* [WORK TO BE COMPLETED] Exactly as they appear, output all of the records. Skip any images.

* [Records from a data source]

◇ ◇ ◇ ◇ ◇

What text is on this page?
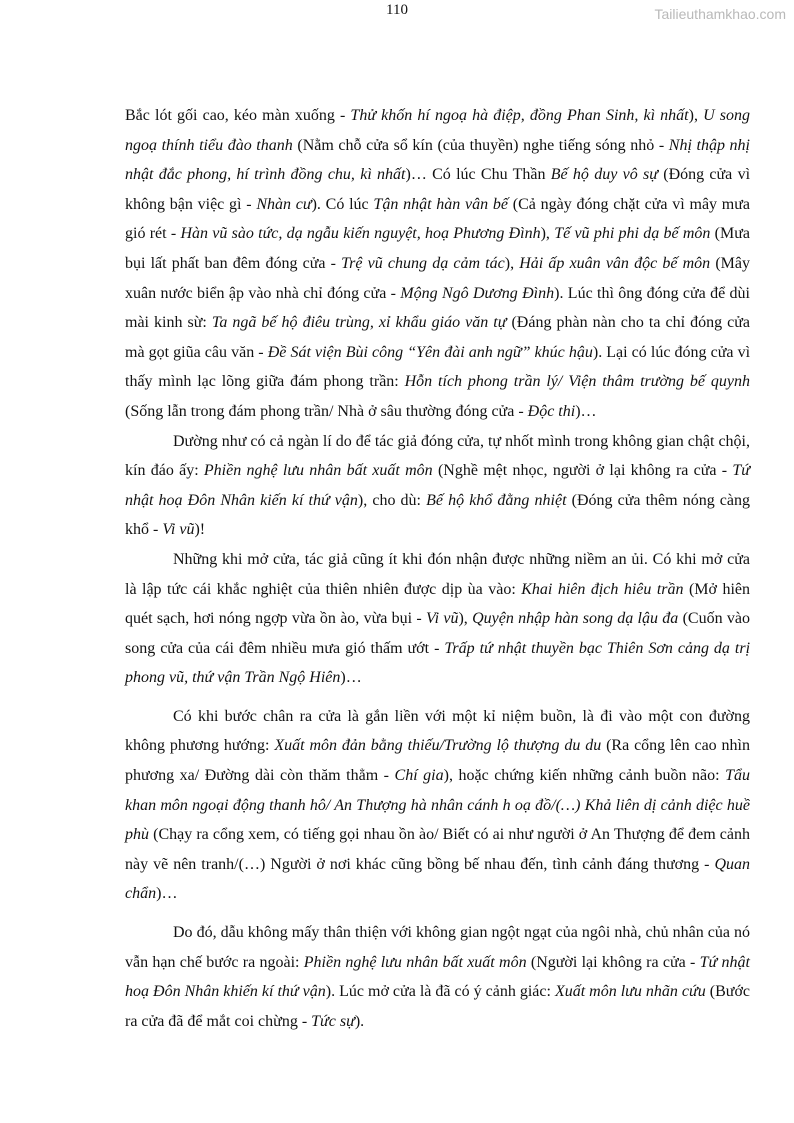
110	Tailieuthamkhao.com

Bắc lót gối cao, kéo màn xuống - Thử khốn hí ngoạ hà điệp, đồng Phan Sinh, kì nhất), U song ngoạ thính tiểu đào thanh (Nằm chỗ cửa sổ kín (của thuyền) nghe tiếng sóng nhỏ - Nhị thập nhị nhật đắc phong, hí trình đồng chu, kì nhất)… Có lúc Chu Thần Bế hộ duy vô sự (Đóng cửa vì không bận việc gì - Nhàn cư). Có lúc Tận nhật hàn vân bế (Cả ngày đóng chặt cửa vì mây mưa gió rét - Hàn vũ sào tức, dạ ngẫu kiến nguyệt, hoạ Phương Đình), Tế vũ phi phi dạ bế môn (Mưa bụi lất phất ban đêm đóng cửa - Trệ vũ chung dạ cảm tác), Hải ấp xuân vân độc bế môn (Mây xuân nước biển ập vào nhà chỉ đóng cửa - Mộng Ngô Dương Đình). Lúc thì ông đóng cửa để dùi mài kinh sừ: Ta ngã bế hộ điêu trùng, xỉ khẩu giáo văn tự (Đáng phàn nàn cho ta chỉ đóng cửa mà gọt giũa câu văn - Đề Sát viện Bùi công “Yên đài anh ngữ” khúc hậu). Lại có lúc đóng cửa vì thấy mình lạc lõng giữa đám phong trần: Hỗn tích phong trần lý/ Viện thâm trường bế quynh (Sống lẫn trong đám phong trần/ Nhà ở sâu thường đóng cửa - Độc thi)…

Dường như có cả ngàn lí do để tác giả đóng cửa, tự nhốt mình trong không gian chật chội, kín đáo ấy: Phiền nghệ lưu nhân bất xuất môn (Nghề mệt nhọc, người ở lại không ra cửa - Tứ nhật hoạ Đôn Nhân kiến kí thứ vận), cho dù: Bế hộ khổ đằng nhiệt (Đóng cửa thêm nóng càng khổ - Vi vũ)!

Những khi mở cửa, tác giả cũng ít khi đón nhận được những niềm an ủi. Có khi mở cửa là lập tức cái khắc nghiệt của thiên nhiên được dịp ùa vào: Khai hiên địch hiêu trần (Mở hiên quét sạch, hơi nóng ngợp vừa ồn ào, vừa bụi - Vi vũ), Quyện nhập hàn song dạ lậu đa (Cuốn vào song cửa của cái đêm nhiều mưa gió thấm ướt - Trấp tứ nhật thuyền bạc Thiên Sơn cảng dạ trị phong vũ, thứ vận Trần Ngộ Hiên)…

Có khi bước chân ra cửa là gắn liền với một kỉ niệm buồn, là đi vào một con đường không phương hướng: Xuất môn đản bằng thiếu/Trường lộ thượng du du (Ra cổng lên cao nhìn phương xa/ Đường dài còn thăm thẳm - Chí gia), hoặc chứng kiến những cảnh buồn não: Tẩu khan môn ngoại động thanh hô/ An Thượng hà nhân cánh h oạ đồ/(…) Khả liên dị cảnh diệc huề phù (Chạy ra cổng xem, có tiếng gọi nhau ồn ào/ Biết có ai như người ở An Thượng để đem cảnh này vẽ nên tranh/(…) Người ở nơi khác cũng bồng bế nhau đến, tình cảnh đáng thương - Quan chẩn)…

Do đó, dẫu không mấy thân thiện với không gian ngột ngạt của ngôi nhà, chủ nhân của nó vẫn hạn chế bước ra ngoài: Phiền nghệ lưu nhân bất xuất môn (Người lại không ra cửa - Tứ nhật hoạ Đôn Nhân khiến kí thứ vận). Lúc mở cửa là đã có ý cảnh giác: Xuất môn lưu nhãn cứu (Bước ra cửa đã để mắt coi chừng - Tức sự).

◇ ◇ ◇ ◇ ◇

* [EXERCISE ANSWER]
What text is on this page?
110	Tailieuthamkhao.com

Bắc lót gối cao, kéo màn xuống - Thử khốn hí ngoạ hà điệp, đồng Phan Sinh, kì nhất), U song ngoạ thính tiểu đào thanh (Nằm chỗ cửa sổ kín (của thuyền) nghe tiếng sóng nhỏ - Nhị thập nhị nhật đắc phong, hí trình đồng chu, kì nhất)… Có lúc Chu Thần Bế hộ duy vô sự (Đóng cửa vì không bận việc gì - Nhàn cư). Có lúc Tận nhật hàn vân bế (Cả ngày đóng chặt cửa vì mây mưa gió rét - Hàn vũ sào tức, dạ ngẫu kiến nguyệt, hoạ Phương Đình), Tế vũ phi phi dạ bế môn (Mưa bụi lất phất ban đêm đóng cửa - Trệ vũ chung dạ cảm tác), Hải ấp xuân vân độc bế môn (Mây xuân nước biển ập vào nhà chỉ đóng cửa - Mộng Ngô Dương Đình). Lúc thì ông đóng cửa để dùi mài kinh sừ: Ta ngã bế hộ điêu trùng, xỉ khẩu giáo văn tự (Đáng phàn nàn cho ta chỉ đóng cửa mà gọt giũa câu văn - Đề Sát viện Bùi công “Yên đài anh ngữ” khúc hậu). Lại có lúc đóng cửa vì thấy mình lạc lõng giữa đám phong trần: Hỗn tích phong trần lý/ Viện thâm trường bế quynh (Sống lẫn trong đám phong trần/ Nhà ở sâu thường đóng cửa - Độc thi)…

Dường như có cả ngàn lí do để tác giả đóng cửa, tự nhốt mình trong không gian chật chội, kín đáo ấy: Phiền nghệ lưu nhân bất xuất môn (Nghề mệt nhọc, người ở lại không ra cửa - Tứ nhật hoạ Đôn Nhân kiến kí thứ vận), cho dù: Bế hộ khổ đằng nhiệt (Đóng cửa thêm nóng càng khổ - Vi vũ)!

Những khi mở cửa, tác giả cũng ít khi đón nhận được những niềm an ủi. Có khi mở cửa là lập tức cái khắc nghiệt của thiên nhiên được dịp ùa vào: Khai hiên địch hiêu trần (Mở hiên quét sạch, hơi nóng ngợp vừa ồn ào, vừa bụi - Vi vũ), Quyện nhập hàn song dạ lậu đa (Cuốn vào song cửa của cái đêm nhiều mưa gió thấm ướt - Trấp tứ nhật thuyền bạc Thiên Sơn cảng dạ trị phong vũ, thứ vận Trần Ngộ Hiên)…

Có khi bước chân ra cửa là gắn liền với một kỉ niệm buồn, là đi vào một con đường không phương hướng: Xuất môn đản bằng thiếu/Trường lộ thượng du du (Ra cổng lên cao nhìn phương xa/ Đường dài còn thăm thẳm - Chí gia), hoặc chứng kiến những cảnh buồn não: Tẩu khan môn ngoại động thanh hô/ An Thượng hà nhân cánh h oạ đồ/(…) Khả liên dị cảnh diệc huề phù (Chạy ra cổng xem, có tiếng gọi nhau ồn ào/ Biết có ai như người ở An Thượng để đem cảnh này vẽ nên tranh/(…) Người ở nơi khác cũng bồng bế nhau đến, tình cảnh đáng thương - Quan chẩn)…

Do đó, dẫu không mấy thân thiện với không gian ngột ngạt của ngôi nhà, chủ nhân của nó vẫn hạn chế bước ra ngoài: Phiền nghệ lưu nhân bất xuất môn (Người lại không ra cửa - Tứ nhật hoạ Đôn Nhân khiến kí thứ vận). Lúc mở cửa là đã có ý cảnh giác: Xuất môn lưu nhãn cứu (Bước ra cửa đã để mắt coi chừng - Tức sự).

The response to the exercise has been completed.